■ Task brief ■
Pictures aside, quote the whole listing exactly.

═════ Data to use

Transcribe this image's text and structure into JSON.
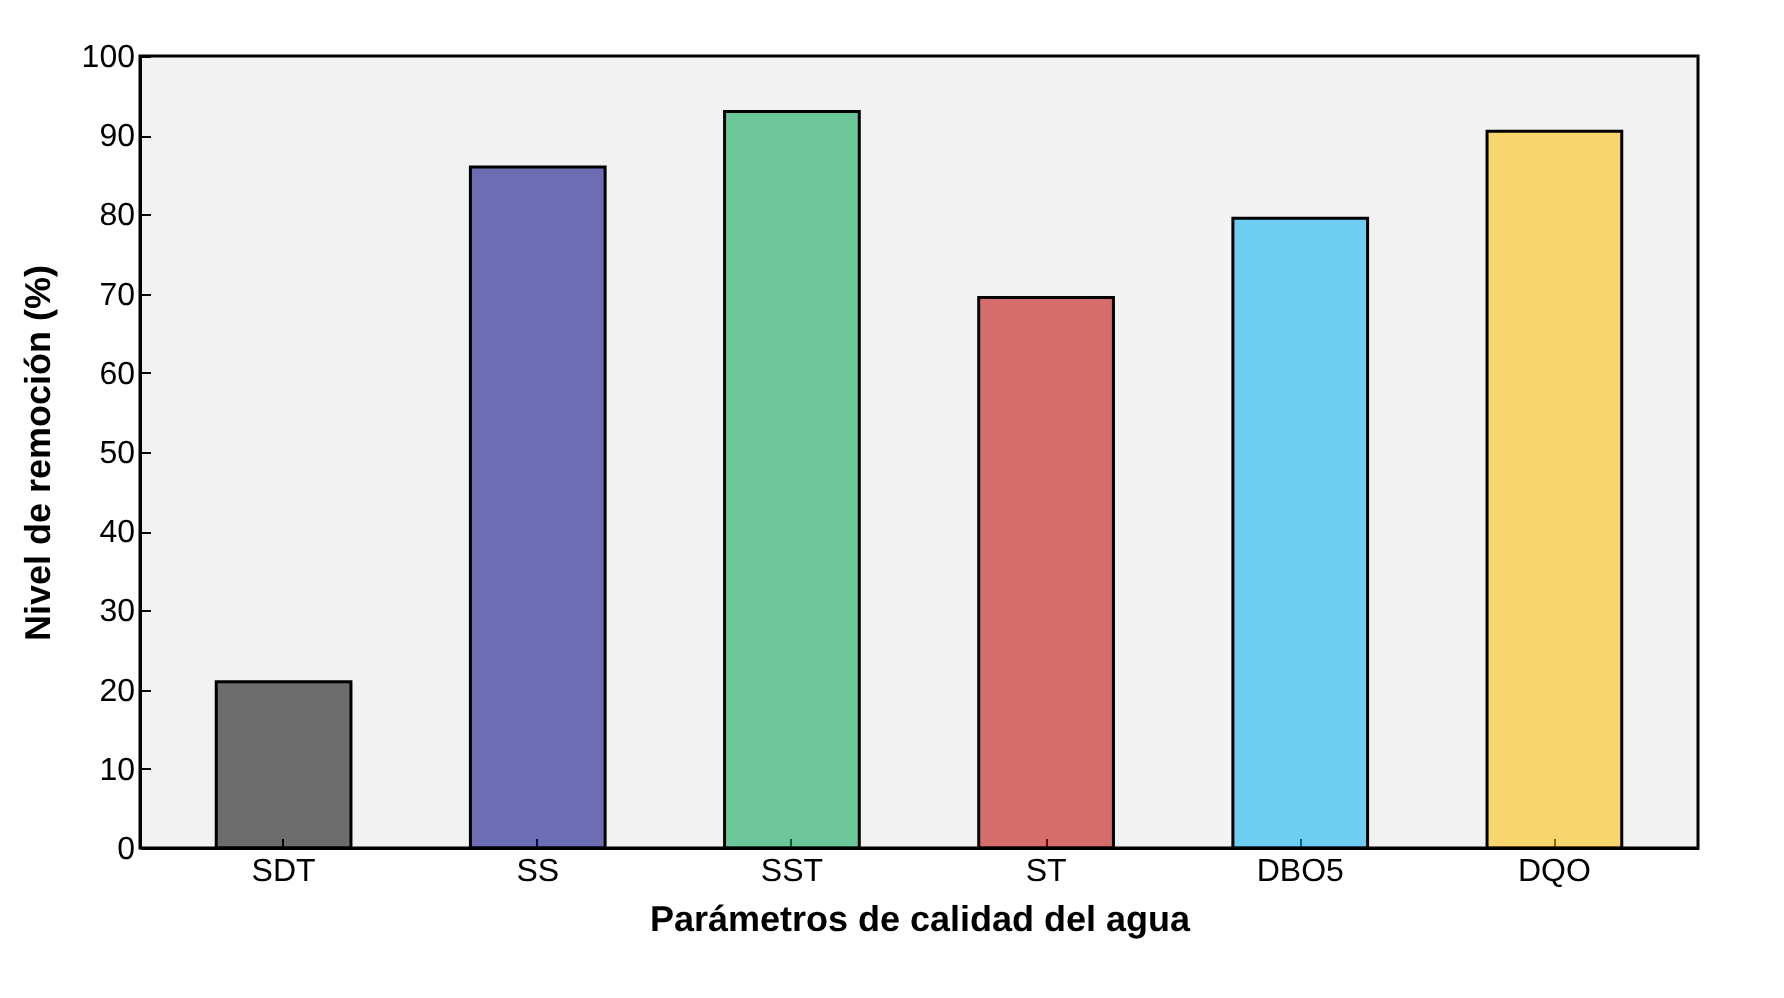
{
  "chart_data": {
    "type": "bar",
    "xlabel": "Parámetros de calidad del agua",
    "ylabel": "Nivel de remoción (%)",
    "categories": [
      "SDT",
      "SS",
      "SST",
      "ST",
      "DBO5",
      "DQO"
    ],
    "values": [
      21,
      86,
      93,
      69.5,
      79.5,
      90.5
    ],
    "colors": [
      "#000000",
      "#000080",
      "#00a550",
      "#c00000",
      "#00b0f0",
      "#ffc000"
    ],
    "ylim": [
      0,
      100
    ],
    "yticks": [
      0,
      10,
      20,
      30,
      40,
      50,
      60,
      70,
      80,
      90,
      100
    ],
    "grid": false,
    "legend": false
  }
}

══════════

■ Correct output ■
Transcribe this image's text and structure into JSON.
{
  "chart_data": {
    "type": "bar",
    "xlabel": "Parámetros de calidad del agua",
    "ylabel": "Nivel de remoción (%)",
    "categories": [
      "SDT",
      "SS",
      "SST",
      "ST",
      "DBO5",
      "DQO"
    ],
    "values": [
      21,
      86,
      93,
      69.5,
      79.5,
      90.5
    ],
    "colors": [
      "#000000",
      "#000080",
      "#00a550",
      "#c00000",
      "#00b0f0",
      "#ffc000"
    ],
    "ylim": [
      0,
      100
    ],
    "yticks": [
      0,
      10,
      20,
      30,
      40,
      50,
      60,
      70,
      80,
      90,
      100
    ],
    "grid": false,
    "legend": false
  }
}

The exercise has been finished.